▶ [Data records]:
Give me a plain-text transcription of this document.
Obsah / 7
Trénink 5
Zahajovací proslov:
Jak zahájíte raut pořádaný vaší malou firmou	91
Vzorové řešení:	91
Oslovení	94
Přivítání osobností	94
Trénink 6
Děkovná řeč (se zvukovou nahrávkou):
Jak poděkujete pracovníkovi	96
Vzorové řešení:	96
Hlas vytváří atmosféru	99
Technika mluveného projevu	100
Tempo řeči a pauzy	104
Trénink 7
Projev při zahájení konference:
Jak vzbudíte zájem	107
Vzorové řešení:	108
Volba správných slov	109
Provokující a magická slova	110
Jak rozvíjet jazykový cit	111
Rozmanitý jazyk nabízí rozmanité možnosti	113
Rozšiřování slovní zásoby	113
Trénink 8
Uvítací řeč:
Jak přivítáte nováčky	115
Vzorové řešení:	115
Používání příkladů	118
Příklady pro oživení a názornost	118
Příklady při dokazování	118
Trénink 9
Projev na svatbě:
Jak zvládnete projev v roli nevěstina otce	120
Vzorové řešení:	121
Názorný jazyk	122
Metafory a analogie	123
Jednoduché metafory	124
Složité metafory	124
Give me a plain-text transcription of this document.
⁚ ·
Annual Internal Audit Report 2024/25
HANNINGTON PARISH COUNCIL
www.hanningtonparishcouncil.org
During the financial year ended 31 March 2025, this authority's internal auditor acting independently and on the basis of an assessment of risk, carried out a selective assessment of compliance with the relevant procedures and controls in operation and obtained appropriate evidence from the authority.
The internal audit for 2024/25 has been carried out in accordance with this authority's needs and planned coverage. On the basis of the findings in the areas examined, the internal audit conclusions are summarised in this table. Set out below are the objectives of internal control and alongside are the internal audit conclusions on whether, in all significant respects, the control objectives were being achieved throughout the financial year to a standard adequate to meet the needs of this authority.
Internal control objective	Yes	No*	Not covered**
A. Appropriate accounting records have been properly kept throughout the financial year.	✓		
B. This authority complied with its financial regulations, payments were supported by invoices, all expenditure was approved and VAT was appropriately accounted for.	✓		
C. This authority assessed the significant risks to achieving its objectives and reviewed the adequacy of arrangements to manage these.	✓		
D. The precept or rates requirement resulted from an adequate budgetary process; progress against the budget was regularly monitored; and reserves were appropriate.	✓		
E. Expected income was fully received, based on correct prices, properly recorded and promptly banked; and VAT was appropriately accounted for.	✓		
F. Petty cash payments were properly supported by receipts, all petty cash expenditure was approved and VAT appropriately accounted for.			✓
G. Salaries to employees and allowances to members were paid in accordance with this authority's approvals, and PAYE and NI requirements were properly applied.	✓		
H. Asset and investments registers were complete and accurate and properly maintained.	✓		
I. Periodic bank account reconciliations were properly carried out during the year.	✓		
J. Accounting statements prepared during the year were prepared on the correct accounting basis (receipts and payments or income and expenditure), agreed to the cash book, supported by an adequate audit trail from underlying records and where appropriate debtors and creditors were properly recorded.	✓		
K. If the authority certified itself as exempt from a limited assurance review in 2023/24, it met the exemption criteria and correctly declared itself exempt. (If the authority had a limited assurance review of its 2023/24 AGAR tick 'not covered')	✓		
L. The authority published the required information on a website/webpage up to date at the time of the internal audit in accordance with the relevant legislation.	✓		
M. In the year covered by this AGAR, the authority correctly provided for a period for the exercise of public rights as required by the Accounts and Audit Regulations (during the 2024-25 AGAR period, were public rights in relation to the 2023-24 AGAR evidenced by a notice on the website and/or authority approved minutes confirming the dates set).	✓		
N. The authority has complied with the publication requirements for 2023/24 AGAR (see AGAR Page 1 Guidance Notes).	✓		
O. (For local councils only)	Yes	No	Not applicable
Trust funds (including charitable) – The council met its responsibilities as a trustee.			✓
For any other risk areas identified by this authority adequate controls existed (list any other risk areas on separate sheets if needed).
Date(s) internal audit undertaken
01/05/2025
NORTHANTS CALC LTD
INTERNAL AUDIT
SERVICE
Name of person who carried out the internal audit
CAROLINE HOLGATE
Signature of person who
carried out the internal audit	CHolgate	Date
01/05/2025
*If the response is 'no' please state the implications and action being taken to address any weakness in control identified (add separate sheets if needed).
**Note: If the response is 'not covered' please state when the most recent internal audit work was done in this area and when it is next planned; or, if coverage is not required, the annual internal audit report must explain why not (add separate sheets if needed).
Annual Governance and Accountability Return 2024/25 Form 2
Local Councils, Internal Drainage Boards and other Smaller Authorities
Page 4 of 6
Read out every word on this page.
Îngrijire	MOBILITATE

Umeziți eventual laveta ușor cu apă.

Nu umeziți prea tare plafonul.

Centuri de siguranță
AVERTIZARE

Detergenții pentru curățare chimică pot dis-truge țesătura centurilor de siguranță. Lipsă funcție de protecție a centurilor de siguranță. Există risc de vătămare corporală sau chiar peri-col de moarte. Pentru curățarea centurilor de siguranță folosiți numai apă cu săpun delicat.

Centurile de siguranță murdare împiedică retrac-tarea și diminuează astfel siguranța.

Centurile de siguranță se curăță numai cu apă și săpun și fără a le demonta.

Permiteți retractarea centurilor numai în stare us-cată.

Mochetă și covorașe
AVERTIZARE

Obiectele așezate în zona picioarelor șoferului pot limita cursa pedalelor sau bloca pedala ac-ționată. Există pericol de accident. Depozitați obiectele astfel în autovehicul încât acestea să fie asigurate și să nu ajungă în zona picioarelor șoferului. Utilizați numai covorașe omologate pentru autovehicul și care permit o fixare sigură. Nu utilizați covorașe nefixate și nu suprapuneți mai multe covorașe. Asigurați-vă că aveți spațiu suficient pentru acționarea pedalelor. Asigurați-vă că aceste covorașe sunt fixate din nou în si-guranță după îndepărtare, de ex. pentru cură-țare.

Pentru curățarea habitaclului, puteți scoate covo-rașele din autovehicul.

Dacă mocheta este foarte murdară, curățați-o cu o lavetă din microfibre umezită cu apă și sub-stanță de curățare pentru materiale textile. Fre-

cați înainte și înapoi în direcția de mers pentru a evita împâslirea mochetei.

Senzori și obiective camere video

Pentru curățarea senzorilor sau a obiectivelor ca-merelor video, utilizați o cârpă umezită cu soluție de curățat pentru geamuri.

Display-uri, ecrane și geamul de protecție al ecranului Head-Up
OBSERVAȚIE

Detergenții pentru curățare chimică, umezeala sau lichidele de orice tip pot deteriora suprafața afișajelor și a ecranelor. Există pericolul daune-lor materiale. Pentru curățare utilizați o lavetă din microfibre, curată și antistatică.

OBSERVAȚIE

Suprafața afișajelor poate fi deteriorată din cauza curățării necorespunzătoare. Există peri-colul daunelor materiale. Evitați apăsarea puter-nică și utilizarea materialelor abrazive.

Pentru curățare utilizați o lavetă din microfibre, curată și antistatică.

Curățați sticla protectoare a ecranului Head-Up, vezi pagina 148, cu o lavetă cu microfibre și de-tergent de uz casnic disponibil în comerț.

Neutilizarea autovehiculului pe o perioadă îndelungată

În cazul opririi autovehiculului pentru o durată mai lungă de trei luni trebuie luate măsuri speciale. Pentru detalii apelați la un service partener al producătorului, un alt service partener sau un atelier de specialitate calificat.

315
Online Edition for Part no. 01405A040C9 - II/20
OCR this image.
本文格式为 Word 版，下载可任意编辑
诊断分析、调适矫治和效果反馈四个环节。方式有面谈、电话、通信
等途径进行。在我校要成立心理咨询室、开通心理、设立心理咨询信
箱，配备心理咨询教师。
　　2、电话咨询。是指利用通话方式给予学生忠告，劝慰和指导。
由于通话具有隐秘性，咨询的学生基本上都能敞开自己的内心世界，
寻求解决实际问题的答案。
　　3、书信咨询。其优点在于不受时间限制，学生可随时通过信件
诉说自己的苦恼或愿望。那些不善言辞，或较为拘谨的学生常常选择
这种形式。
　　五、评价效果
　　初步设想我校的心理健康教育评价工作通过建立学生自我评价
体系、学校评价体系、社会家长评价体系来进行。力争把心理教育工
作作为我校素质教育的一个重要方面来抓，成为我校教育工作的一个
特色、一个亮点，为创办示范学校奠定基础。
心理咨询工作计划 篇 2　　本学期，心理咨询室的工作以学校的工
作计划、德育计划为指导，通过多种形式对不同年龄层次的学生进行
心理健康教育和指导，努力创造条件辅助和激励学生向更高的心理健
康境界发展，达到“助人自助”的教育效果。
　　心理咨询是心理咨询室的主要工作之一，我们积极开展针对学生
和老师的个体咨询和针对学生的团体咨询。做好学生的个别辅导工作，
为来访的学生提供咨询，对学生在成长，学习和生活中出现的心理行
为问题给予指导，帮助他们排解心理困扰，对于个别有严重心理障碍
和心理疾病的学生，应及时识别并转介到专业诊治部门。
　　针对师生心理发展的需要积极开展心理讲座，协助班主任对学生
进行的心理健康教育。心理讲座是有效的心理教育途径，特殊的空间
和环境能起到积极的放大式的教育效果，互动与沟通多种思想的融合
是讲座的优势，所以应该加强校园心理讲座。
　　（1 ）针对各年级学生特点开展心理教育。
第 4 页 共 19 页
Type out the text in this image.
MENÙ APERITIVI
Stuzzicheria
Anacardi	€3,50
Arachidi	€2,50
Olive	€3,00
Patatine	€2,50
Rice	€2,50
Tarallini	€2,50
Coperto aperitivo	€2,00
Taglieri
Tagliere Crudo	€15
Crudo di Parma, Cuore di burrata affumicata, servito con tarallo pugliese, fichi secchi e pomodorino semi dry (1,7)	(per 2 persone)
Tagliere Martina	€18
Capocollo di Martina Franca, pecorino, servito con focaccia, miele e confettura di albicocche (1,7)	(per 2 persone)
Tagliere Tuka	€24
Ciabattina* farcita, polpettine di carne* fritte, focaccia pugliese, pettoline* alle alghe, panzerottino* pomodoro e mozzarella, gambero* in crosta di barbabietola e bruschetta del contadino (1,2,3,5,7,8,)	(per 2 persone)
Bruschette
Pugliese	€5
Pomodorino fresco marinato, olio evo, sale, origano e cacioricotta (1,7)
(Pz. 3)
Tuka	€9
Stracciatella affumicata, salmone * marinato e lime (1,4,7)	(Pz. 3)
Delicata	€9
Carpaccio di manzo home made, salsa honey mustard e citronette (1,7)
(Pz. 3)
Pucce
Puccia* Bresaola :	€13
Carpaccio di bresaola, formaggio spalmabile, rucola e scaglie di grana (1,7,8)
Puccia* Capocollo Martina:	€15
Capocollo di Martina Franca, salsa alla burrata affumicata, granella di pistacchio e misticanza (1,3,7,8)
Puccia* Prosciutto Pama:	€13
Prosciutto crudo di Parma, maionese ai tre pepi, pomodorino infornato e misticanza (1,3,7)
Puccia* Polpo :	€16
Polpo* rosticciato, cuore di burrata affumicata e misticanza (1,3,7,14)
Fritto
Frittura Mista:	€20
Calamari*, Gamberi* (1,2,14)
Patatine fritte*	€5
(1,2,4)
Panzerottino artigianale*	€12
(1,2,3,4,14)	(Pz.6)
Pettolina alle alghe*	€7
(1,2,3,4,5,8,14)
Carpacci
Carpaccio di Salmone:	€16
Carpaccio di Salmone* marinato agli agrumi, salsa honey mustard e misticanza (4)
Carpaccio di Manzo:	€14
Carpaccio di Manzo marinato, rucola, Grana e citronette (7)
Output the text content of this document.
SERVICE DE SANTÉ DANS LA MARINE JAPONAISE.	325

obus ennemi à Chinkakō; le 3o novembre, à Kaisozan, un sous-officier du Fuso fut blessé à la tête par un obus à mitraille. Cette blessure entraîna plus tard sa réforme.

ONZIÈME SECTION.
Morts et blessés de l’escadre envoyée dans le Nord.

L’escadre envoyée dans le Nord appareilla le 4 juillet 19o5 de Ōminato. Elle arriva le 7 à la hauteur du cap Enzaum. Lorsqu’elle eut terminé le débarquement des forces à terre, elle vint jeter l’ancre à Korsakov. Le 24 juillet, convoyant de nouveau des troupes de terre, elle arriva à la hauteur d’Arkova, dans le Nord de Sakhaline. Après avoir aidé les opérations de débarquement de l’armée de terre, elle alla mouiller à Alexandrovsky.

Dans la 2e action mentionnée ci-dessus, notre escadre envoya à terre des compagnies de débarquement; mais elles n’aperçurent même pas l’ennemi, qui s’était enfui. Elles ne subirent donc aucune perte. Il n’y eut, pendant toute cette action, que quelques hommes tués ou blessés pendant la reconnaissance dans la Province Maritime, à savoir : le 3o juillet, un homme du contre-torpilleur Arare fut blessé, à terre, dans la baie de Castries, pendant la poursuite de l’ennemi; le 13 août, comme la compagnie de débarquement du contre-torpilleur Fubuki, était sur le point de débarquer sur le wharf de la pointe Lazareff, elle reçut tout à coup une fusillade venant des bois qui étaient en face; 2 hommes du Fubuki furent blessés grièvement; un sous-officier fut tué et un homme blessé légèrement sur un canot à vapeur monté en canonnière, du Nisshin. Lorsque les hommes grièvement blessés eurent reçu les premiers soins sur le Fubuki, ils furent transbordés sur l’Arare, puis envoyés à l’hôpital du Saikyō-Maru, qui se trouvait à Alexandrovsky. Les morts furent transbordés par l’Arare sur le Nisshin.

▶ [Given request]:
From the data above, show each line that contains "alghe".

▶ [Result]:
Ciabattina* farcita, polpettine di carne* fritte, focaccia pugliese, pettoline* alle alghe, panzerottino* pomodoro e mozzarella, gambero* in crosta di barbabietola e bruschetta del contadino (1,2,3,5,7,8,)	(per 2 persone)
Pettolina alle alghe*	€7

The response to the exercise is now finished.